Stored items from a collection
★ ★ ★ ★ ★

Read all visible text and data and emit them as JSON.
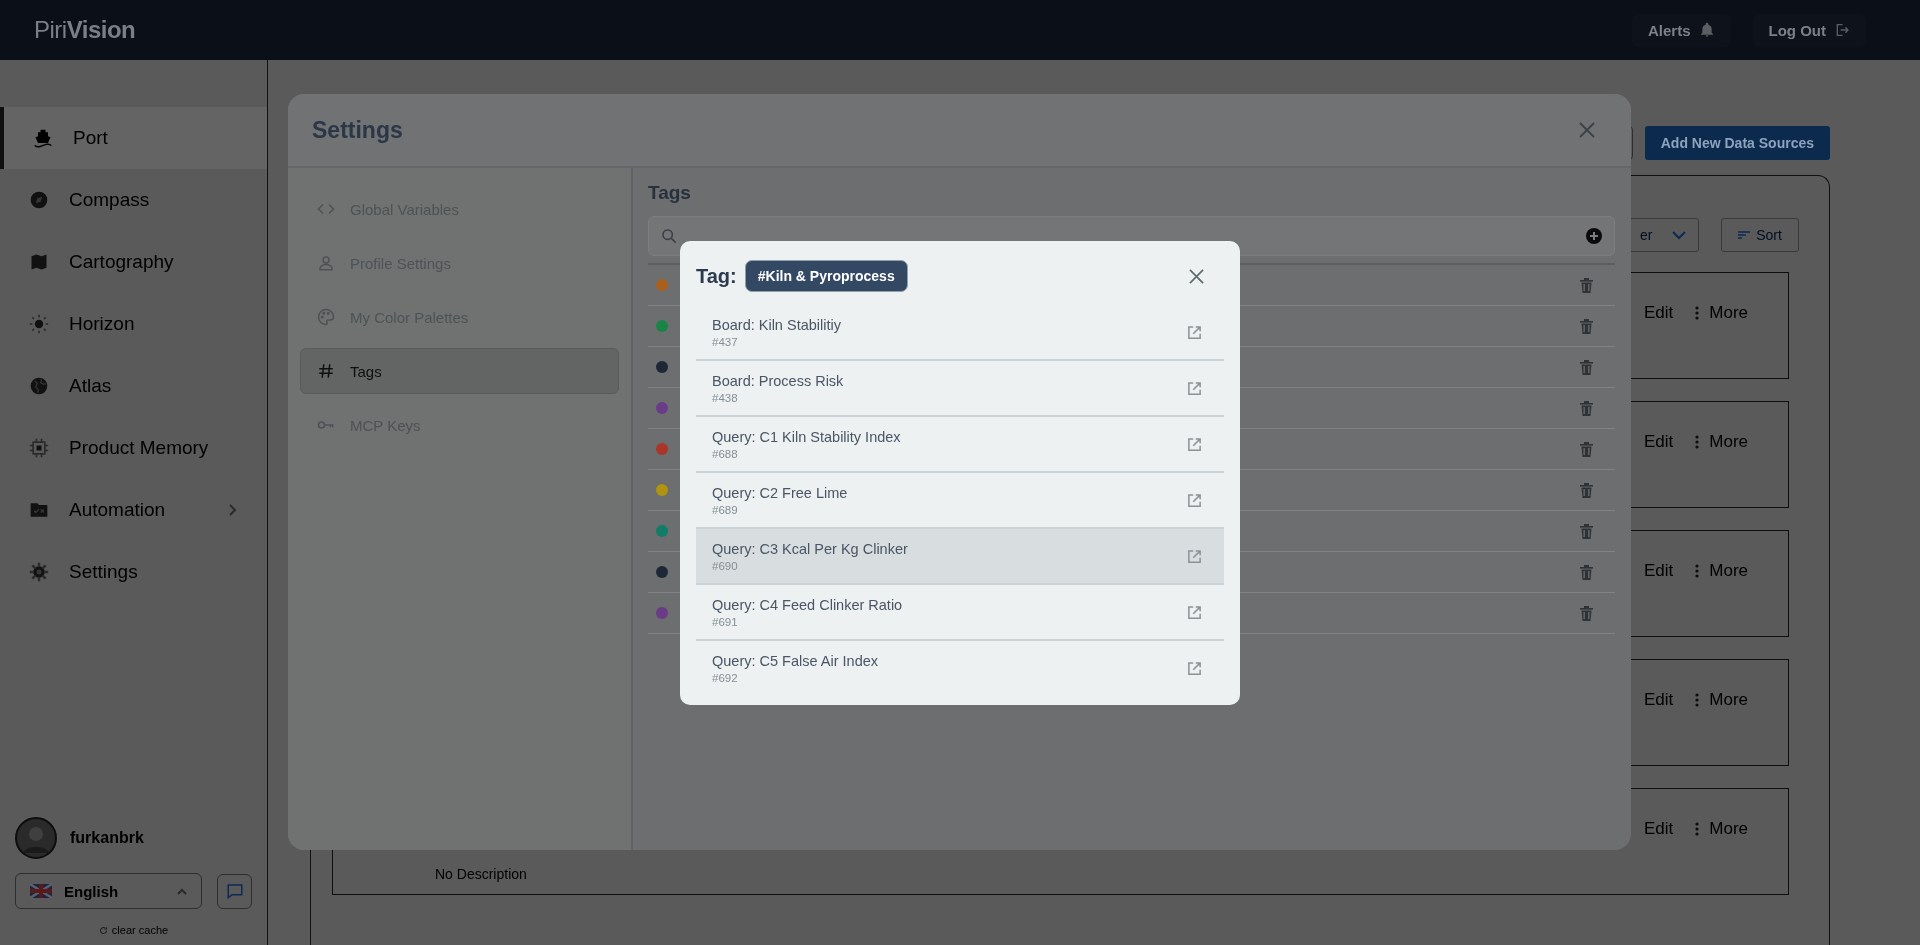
{
  "header": {
    "logo": "Piri**Vision**",
    "alerts": "Alerts",
    "logout": "Log Out"
  },
  "sidebar": {
    "items": [
      {
        "label": "Port",
        "selected": true,
        "expandable": false
      },
      {
        "label": "Compass",
        "selected": false,
        "expandable": false
      },
      {
        "label": "Cartography",
        "selected": false,
        "expandable": false
      },
      {
        "label": "Horizon",
        "selected": false,
        "expandable": false
      },
      {
        "label": "Atlas",
        "selected": false,
        "expandable": false
      },
      {
        "label": "Product Memory",
        "selected": false,
        "expandable": false
      },
      {
        "label": "Automation",
        "selected": false,
        "expandable": true
      },
      {
        "label": "Settings",
        "selected": false,
        "expandable": false
      }
    ],
    "user": "furkanbrk",
    "language": "English",
    "clear_cache": "clear cache"
  },
  "page": {
    "add_button": "Add New Data Sources",
    "filter": "er",
    "sort": "Sort",
    "cards": [
      {
        "edit": "Edit",
        "more": "More"
      },
      {
        "edit": "Edit",
        "more": "More"
      },
      {
        "edit": "Edit",
        "more": "More"
      },
      {
        "edit": "Edit",
        "more": "More"
      },
      {
        "edit": "Edit",
        "more": "More",
        "description": "No Description"
      }
    ]
  },
  "settings": {
    "title": "Settings",
    "nav": [
      {
        "label": "Global Variables",
        "selected": false
      },
      {
        "label": "Profile Settings",
        "selected": false
      },
      {
        "label": "My Color Palettes",
        "selected": false
      },
      {
        "label": "Tags",
        "selected": true
      },
      {
        "label": "MCP Keys",
        "selected": false
      }
    ],
    "section_title": "Tags",
    "tags": [
      {
        "color": "#a9601c"
      },
      {
        "color": "#1a8447"
      },
      {
        "color": "#1e2735"
      },
      {
        "color": "#6a3b86"
      },
      {
        "color": "#ab3528"
      },
      {
        "color": "#b0930e"
      },
      {
        "color": "#0f7d68"
      },
      {
        "color": "#1e2735"
      },
      {
        "color": "#6a3b86"
      }
    ]
  },
  "tag_dialog": {
    "label": "Tag:",
    "tag": "#Kiln & Pyroprocess",
    "items": [
      {
        "title": "Board: Kiln Stabilitiy",
        "id": "#437",
        "hovered": false
      },
      {
        "title": "Board: Process Risk",
        "id": "#438",
        "hovered": false
      },
      {
        "title": "Query: C1 Kiln Stability Index",
        "id": "#688",
        "hovered": false
      },
      {
        "title": "Query: C2 Free Lime",
        "id": "#689",
        "hovered": false
      },
      {
        "title": "Query: C3 Kcal Per Kg Clinker",
        "id": "#690",
        "hovered": true
      },
      {
        "title": "Query: C4 Feed Clinker Ratio",
        "id": "#691",
        "hovered": false
      },
      {
        "title": "Query: C5 False Air Index",
        "id": "#692",
        "hovered": false
      }
    ]
  }
}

★ ★ ★ ★ ★

WHAT NEEDS TO BE DONE> Copy out each line of the records where the string "Kiln" appears.

SOLUTION TO THE PROBLEM>
    "tag": "#Kiln & Pyroprocess",
        "title": "Board: Kiln Stabilitiy",
        "title": "Query: C1 Kiln Stability Index",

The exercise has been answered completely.